REQUIREMENT: Show every line below where "Medicare" can be found.

GIVEN RECORDS:
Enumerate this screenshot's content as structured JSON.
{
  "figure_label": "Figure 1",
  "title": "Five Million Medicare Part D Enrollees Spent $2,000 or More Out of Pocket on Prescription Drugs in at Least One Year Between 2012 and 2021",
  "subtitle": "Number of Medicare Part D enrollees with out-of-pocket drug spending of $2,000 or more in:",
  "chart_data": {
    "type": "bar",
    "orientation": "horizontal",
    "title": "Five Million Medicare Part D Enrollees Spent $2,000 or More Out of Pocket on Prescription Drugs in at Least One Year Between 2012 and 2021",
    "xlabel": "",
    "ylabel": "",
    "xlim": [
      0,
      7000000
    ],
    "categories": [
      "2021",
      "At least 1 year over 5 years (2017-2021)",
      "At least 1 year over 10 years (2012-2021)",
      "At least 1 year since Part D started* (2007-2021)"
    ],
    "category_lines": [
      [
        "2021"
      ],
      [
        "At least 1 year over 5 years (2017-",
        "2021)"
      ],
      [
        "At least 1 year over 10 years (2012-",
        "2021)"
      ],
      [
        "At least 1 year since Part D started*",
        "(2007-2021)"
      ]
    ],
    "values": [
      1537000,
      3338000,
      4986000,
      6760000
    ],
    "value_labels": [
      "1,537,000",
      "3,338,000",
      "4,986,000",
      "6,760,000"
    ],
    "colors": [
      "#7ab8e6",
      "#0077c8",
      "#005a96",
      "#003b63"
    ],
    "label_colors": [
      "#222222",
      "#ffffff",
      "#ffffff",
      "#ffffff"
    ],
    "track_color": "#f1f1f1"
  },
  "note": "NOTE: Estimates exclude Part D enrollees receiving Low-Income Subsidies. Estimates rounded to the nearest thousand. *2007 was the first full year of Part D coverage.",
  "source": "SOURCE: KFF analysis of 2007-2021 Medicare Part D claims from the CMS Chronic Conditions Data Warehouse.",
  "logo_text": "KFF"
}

ANSWER BELOW:
  "title": "Five Million Medicare Part D Enrollees Spent $2,000 or More Out of Pocket on Prescription Drugs in at Least One Year Between 2012 and 2021",
  "subtitle": "Number of Medicare Part D enrollees with out-of-pocket drug spending of $2,000 or more in:",
    "title": "Five Million Medicare Part D Enrollees Spent $2,000 or More Out of Pocket on Prescription Drugs in at Least One Year Between 2012 and 2021",
  "source": "SOURCE: KFF analysis of 2007-2021 Medicare Part D claims from the CMS Chronic Conditions Data Warehouse.",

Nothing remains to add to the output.